═════ Material shown

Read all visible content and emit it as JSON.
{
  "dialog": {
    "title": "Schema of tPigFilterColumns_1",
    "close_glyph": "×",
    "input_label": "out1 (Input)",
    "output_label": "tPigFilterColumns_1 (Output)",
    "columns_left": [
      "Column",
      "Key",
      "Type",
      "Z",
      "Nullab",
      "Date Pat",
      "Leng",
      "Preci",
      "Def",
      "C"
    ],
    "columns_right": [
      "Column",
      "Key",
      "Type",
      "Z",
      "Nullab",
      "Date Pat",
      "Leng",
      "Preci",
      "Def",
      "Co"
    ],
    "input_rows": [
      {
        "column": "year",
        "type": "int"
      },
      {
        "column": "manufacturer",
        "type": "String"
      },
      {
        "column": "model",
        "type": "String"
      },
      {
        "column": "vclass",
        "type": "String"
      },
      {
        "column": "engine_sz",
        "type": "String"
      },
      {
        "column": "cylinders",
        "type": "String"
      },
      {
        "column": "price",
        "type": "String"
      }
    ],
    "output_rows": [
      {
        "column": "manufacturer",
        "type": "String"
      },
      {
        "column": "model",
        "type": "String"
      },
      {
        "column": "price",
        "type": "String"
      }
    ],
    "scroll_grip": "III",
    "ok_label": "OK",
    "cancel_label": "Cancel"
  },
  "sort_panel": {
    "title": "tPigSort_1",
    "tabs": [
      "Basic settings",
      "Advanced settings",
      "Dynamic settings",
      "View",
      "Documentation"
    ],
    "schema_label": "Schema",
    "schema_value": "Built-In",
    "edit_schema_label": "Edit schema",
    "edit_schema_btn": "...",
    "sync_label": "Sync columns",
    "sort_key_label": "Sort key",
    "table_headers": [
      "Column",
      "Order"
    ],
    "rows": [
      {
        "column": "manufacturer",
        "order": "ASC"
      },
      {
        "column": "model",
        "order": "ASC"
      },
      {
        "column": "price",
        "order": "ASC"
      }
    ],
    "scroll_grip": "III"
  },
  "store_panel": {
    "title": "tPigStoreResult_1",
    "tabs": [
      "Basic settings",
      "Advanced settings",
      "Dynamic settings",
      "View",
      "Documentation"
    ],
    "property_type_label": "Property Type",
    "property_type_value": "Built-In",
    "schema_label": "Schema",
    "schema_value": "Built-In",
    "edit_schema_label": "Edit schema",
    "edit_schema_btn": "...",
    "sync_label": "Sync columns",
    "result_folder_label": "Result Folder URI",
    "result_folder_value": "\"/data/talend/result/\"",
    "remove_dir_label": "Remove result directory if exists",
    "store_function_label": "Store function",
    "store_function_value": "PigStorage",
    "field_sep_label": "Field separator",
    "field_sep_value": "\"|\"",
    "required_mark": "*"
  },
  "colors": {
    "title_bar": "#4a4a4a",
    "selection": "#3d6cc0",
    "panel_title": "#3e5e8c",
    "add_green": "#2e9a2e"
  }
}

══════════

Problem requirements: Reproduce the listing above word for word.

In response:
Read all visible content and emit it as JSON.
{
  "dialog": {
    "title": "Schema of tPigFilterColumns_1",
    "close_glyph": "×",
    "input_label": "out1 (Input)",
    "output_label": "tPigFilterColumns_1 (Output)",
    "columns_left": [
      "Column",
      "Key",
      "Type",
      "Z",
      "Nullab",
      "Date Pat",
      "Leng",
      "Preci",
      "Def",
      "C"
    ],
    "columns_right": [
      "Column",
      "Key",
      "Type",
      "Z",
      "Nullab",
      "Date Pat",
      "Leng",
      "Preci",
      "Def",
      "Co"
    ],
    "input_rows": [
      {
        "column": "year",
        "type": "int"
      },
      {
        "column": "manufacturer",
        "type": "String"
      },
      {
        "column": "model",
        "type": "String"
      },
      {
        "column": "vclass",
        "type": "String"
      },
      {
        "column": "engine_sz",
        "type": "String"
      },
      {
        "column": "cylinders",
        "type": "String"
      },
      {
        "column": "price",
        "type": "String"
      }
    ],
    "output_rows": [
      {
        "column": "manufacturer",
        "type": "String"
      },
      {
        "column": "model",
        "type": "String"
      },
      {
        "column": "price",
        "type": "String"
      }
    ],
    "scroll_grip": "III",
    "ok_label": "OK",
    "cancel_label": "Cancel"
  },
  "sort_panel": {
    "title": "tPigSort_1",
    "tabs": [
      "Basic settings",
      "Advanced settings",
      "Dynamic settings",
      "View",
      "Documentation"
    ],
    "schema_label": "Schema",
    "schema_value": "Built-In",
    "edit_schema_label": "Edit schema",
    "edit_schema_btn": "...",
    "sync_label": "Sync columns",
    "sort_key_label": "Sort key",
    "table_headers": [
      "Column",
      "Order"
    ],
    "rows": [
      {
        "column": "manufacturer",
        "order": "ASC"
      },
      {
        "column": "model",
        "order": "ASC"
      },
      {
        "column": "price",
        "order": "ASC"
      }
    ],
    "scroll_grip": "III"
  },
  "store_panel": {
    "title": "tPigStoreResult_1",
    "tabs": [
      "Basic settings",
      "Advanced settings",
      "Dynamic settings",
      "View",
      "Documentation"
    ],
    "property_type_label": "Property Type",
    "property_type_value": "Built-In",
    "schema_label": "Schema",
    "schema_value": "Built-In",
    "edit_schema_label": "Edit schema",
    "edit_schema_btn": "...",
    "sync_label": "Sync columns",
    "result_folder_label": "Result Folder URI",
    "result_folder_value": "\"/data/talend/result/\"",
    "remove_dir_label": "Remove result directory if exists",
    "store_function_label": "Store function",
    "store_function_value": "PigStorage",
    "field_sep_label": "Field separator",
    "field_sep_value": "\"|\"",
    "required_mark": "*"
  },
  "colors": {
    "title_bar": "#4a4a4a",
    "selection": "#3d6cc0",
    "panel_title": "#3e5e8c",
    "add_green": "#2e9a2e"
  }
}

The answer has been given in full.